* begin Selection *
Describe the bug
The getaddrinfo (zsock_getaddrinfo) method fail with DNS_EAI_MEMORY error at calloc.
from subsys/net/lib/sockets/getaddrinfo.c:
int zsock_getaddrinfo(const char *host, const char *service,
const struct zsock_addrinfo *hints,
struct zsock_addrinfo **res)
{
if (IS_ENABLED(CONFIG_NET_SOCKETS_OFFLOAD)) {
return socket_offload_getaddrinfo(host, service, hints, res);
}
#if defined(CONFIG_DNS_RESOLVER)
int ret;
*res = calloc(AI_ARR_MAX, sizeof(struct zsock_addrinfo));
if (!(*res)) {
return DNS_EAI_MEMORY;
}
ret = z_zsock_getaddrinfo_internal(host, service, hints, *res);
if (ret) {
free(*res);
*res = NULL;
}
return ret;
#endif
return DNS_EAI_FAIL;
}
To Reproduce
Can look at https://github.com/nandojve/zephyr/tree/topic/tagoio_http_post_json project. It is an functional test with TagoIO IoT Platform using HTTP post.
The implementation is in int tagoio_connect(struct tagoio_context_t *ctx) method on socket.c file.
Expected behavior
Proper getaddrinfo function working independent of libC.
* end Selection *
* begin Data shown *
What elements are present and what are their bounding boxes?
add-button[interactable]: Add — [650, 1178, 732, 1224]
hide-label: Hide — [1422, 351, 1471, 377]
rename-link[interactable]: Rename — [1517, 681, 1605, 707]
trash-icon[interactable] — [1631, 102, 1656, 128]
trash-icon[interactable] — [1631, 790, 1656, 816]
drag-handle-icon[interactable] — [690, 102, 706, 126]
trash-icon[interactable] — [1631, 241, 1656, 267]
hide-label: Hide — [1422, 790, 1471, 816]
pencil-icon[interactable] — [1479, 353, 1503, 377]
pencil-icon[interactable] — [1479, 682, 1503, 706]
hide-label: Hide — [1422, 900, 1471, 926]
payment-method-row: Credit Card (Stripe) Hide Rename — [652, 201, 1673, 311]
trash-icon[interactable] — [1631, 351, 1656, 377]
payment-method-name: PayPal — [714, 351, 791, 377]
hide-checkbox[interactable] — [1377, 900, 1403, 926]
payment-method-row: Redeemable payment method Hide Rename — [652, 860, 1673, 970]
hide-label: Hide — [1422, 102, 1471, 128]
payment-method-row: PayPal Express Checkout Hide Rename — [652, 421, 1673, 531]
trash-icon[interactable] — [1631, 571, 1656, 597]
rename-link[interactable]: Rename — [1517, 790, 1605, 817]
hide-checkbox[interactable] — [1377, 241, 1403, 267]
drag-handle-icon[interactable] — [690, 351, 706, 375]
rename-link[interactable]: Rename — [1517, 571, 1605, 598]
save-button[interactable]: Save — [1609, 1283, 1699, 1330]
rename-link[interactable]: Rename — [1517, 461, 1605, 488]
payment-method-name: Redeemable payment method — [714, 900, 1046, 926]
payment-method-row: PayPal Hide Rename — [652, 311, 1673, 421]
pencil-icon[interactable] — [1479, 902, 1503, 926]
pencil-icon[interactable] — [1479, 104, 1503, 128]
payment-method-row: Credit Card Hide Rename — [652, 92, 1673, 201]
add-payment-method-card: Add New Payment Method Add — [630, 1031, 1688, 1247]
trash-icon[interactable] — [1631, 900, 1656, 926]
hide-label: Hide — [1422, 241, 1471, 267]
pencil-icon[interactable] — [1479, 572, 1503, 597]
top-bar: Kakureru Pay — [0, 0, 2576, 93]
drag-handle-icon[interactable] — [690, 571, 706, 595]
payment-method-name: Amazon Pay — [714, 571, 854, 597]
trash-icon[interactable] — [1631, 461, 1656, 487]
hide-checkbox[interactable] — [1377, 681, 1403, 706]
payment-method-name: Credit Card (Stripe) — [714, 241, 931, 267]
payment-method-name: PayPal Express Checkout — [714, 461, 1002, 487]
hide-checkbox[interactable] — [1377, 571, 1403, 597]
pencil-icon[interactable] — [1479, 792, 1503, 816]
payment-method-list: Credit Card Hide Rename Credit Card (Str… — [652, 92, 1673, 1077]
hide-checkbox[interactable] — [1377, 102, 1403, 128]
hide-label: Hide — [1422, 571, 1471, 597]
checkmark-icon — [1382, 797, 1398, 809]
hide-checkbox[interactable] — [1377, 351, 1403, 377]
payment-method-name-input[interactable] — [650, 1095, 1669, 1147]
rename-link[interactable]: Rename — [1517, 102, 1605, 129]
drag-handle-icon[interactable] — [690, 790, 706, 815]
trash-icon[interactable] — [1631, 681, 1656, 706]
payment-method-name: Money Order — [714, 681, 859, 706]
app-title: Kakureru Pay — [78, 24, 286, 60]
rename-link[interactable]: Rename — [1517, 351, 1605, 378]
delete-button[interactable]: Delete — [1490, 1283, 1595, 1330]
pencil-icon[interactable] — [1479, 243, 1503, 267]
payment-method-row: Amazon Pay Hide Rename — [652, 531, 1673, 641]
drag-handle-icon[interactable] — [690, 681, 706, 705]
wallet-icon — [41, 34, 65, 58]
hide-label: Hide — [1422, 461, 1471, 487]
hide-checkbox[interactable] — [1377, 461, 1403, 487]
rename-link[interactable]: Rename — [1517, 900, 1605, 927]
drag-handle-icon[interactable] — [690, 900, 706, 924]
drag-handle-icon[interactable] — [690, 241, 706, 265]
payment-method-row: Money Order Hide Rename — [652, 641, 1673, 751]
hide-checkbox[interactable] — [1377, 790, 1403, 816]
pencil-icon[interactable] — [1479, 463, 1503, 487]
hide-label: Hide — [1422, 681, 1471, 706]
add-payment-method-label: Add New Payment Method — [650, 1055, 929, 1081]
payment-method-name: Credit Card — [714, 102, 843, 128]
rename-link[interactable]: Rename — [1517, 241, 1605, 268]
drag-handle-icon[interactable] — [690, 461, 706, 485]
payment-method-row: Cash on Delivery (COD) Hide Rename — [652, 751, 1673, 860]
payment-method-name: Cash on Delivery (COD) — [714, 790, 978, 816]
* end Data shown *
### Exercise set
1. Retype the getaddrinfo bug report from "The implementation is" up to and including "independent of libC.".
2. Summarize the getaddrinfo bug report in two sentences.
3. Proceed with the getaddrinfo bug report from where it stops.

### Results in order
1.
The implementation is in int tagoio_connect(struct tagoio_context_t *ctx) method on socket.c file.
Expected behavior
Proper getaddrinfo function working independent of libC.

2. The zsock_getaddrinfo function fails at calloc with a DNS_EAI_MEMORY error, which can be reproduced with a functional test of the TagoIO IoT Platform using HTTP post. The expected behavior is a getaddrinfo function that works properly independent of libC.

3.
Impact/workaround
Don't work without add newlib C.
Environment:
Additional context
I noted that DNS on shell works independent of the lib C used.
Looks like this might depend on CONFIG_MINIMAL_LIBC_MALLOC_ARENA_SIZE and CONFIG_MINIMAL_LIBC_CALLOC for the minimal libc. I don't see a similar listing for newlib libc heap size.
@nandojve - if you add those configuration options (e.g. set arena size to 16384 and calloc to y) does it fix your issues?
If so, I would suggest that we add a dependency on those two in Kconfig for CONFIG_DNS_RESOLVER.
Thoughts, @pfalcon ?
If so, I would suggest that we add a dependency on those two in Kconfig for CONFIG_DNS_RESOLVER.
Thoughts, @pfalcon ?
I'd suggest to not mix up CONFIG_DNS_RESOLVER and POSIX getaddrinfo(), whose implementation may malloc() something. I would need to look in more detail for more specific suggestions.
Hi @cfriedt - yes, it worked thanks for the tip.
However after eleven minutes start to got same erro using 16384 for arena.
[00:11:18.243,000] <err> tagoio: Could not resolve dns, error: -10
Probably is because not all paths after _z_zsock_getaddrinfo_internal_ free the resource.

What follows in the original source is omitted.